Exercise goal:
Report how many lines contain "values". The answer is a single number.

Figure record listings
+ + +

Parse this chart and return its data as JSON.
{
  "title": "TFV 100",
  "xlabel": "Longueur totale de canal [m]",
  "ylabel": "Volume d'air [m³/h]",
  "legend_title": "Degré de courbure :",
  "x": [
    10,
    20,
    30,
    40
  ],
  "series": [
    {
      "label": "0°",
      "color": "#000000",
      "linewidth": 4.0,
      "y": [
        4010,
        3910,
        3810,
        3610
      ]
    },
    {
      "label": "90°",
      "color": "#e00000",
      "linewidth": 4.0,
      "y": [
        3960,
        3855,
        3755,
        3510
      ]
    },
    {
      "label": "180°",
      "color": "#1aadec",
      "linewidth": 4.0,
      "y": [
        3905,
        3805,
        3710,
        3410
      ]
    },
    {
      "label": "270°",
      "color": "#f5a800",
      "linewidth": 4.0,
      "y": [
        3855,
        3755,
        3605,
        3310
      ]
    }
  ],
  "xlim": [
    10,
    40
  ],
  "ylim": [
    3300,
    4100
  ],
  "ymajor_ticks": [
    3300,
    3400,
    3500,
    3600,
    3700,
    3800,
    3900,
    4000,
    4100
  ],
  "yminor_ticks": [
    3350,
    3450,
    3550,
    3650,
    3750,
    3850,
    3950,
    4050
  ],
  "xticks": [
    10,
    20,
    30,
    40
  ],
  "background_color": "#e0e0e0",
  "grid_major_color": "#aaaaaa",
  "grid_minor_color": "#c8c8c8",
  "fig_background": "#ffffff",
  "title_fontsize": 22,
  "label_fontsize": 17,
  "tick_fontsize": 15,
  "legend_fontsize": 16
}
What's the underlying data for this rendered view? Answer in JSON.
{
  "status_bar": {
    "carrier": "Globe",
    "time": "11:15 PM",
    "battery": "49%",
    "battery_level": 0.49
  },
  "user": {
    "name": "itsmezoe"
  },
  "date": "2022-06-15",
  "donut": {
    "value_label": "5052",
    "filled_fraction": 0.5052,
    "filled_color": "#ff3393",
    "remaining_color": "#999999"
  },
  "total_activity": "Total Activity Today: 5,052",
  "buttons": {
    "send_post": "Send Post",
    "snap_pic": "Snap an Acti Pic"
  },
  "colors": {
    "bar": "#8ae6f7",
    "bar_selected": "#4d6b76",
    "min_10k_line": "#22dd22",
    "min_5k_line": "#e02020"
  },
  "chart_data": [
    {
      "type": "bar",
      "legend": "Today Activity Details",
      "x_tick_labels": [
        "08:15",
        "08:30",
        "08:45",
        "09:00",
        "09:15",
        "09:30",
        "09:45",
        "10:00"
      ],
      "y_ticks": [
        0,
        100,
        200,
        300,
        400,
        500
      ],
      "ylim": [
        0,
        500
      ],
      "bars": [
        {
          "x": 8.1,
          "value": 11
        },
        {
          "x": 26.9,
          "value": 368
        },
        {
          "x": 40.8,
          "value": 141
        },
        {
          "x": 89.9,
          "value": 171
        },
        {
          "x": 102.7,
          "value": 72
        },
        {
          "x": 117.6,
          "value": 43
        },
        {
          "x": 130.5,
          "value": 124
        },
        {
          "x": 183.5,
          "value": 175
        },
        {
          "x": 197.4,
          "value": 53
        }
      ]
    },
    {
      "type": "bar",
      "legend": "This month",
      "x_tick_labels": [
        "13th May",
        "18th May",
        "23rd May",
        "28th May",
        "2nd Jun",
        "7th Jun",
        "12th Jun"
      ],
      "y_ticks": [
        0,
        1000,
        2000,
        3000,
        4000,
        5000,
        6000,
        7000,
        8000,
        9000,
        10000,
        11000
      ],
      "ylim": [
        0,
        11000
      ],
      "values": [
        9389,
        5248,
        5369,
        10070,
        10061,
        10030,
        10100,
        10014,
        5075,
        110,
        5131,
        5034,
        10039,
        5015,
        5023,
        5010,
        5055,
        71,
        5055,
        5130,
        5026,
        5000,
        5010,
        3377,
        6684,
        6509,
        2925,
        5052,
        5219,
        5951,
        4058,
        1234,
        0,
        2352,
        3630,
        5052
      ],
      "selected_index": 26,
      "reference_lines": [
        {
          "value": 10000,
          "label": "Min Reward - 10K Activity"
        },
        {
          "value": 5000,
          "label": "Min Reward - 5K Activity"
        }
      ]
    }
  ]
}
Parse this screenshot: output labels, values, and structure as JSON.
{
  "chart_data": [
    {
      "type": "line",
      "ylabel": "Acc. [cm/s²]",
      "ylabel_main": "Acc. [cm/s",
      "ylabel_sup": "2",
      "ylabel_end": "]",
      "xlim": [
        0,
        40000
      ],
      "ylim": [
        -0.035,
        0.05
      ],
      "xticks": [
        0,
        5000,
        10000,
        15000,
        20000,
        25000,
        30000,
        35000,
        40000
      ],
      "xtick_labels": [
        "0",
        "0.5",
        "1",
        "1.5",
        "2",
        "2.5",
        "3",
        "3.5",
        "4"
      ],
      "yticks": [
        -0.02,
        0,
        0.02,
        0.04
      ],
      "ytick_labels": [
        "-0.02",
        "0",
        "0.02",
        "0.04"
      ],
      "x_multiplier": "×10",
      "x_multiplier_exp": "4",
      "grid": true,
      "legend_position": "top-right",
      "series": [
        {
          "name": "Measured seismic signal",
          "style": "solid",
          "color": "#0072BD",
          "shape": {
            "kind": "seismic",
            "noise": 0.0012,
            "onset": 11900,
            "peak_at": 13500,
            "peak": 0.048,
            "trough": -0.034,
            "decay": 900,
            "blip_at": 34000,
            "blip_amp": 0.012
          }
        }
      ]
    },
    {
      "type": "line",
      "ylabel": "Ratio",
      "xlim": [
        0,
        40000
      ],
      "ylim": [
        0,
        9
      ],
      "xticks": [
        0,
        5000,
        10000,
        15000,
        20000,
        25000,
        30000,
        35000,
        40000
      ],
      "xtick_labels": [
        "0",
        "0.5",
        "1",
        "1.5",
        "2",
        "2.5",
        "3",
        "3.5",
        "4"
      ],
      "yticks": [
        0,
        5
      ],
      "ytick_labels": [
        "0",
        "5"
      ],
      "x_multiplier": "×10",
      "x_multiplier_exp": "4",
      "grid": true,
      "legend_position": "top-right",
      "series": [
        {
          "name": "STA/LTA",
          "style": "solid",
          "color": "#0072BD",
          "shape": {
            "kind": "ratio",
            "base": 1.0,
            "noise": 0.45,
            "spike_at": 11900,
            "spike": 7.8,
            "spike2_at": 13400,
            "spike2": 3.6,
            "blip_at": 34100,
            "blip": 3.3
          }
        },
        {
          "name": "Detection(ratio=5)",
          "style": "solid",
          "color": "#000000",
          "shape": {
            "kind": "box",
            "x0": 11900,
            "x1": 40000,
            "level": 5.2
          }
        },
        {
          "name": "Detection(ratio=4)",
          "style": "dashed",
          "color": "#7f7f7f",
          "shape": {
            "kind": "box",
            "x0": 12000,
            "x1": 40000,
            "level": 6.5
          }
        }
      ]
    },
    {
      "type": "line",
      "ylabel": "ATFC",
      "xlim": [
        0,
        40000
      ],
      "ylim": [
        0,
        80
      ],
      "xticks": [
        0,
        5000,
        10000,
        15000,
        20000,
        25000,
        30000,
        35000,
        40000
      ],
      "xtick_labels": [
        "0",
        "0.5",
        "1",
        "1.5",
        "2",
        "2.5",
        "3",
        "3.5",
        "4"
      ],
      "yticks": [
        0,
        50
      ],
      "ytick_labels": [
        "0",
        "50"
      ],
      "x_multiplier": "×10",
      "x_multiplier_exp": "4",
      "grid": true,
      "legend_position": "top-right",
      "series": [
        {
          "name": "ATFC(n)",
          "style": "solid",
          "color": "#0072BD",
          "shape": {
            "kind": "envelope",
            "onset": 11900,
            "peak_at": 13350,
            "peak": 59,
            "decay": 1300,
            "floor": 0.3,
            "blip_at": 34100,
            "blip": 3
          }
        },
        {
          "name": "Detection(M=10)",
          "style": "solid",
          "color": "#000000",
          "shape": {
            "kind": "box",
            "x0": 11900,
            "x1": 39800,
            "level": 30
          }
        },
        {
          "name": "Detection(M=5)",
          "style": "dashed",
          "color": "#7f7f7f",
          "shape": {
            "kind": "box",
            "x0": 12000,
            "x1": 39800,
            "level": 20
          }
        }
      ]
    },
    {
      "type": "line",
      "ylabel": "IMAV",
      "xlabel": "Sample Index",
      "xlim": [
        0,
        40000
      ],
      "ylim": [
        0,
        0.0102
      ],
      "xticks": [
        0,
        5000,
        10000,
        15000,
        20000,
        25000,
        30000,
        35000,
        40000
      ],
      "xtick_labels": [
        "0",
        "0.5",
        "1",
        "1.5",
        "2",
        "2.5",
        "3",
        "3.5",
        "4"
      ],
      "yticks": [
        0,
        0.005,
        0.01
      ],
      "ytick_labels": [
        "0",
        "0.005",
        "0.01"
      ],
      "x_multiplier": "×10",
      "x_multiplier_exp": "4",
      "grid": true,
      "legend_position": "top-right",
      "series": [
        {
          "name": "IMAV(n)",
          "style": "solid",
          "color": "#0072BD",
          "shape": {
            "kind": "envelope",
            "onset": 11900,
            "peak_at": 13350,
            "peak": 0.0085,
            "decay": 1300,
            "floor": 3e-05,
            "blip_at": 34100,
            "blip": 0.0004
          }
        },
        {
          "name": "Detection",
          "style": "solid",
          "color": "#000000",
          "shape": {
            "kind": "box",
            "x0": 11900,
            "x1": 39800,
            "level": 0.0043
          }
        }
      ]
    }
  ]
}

+ + +

Finished exercise:
2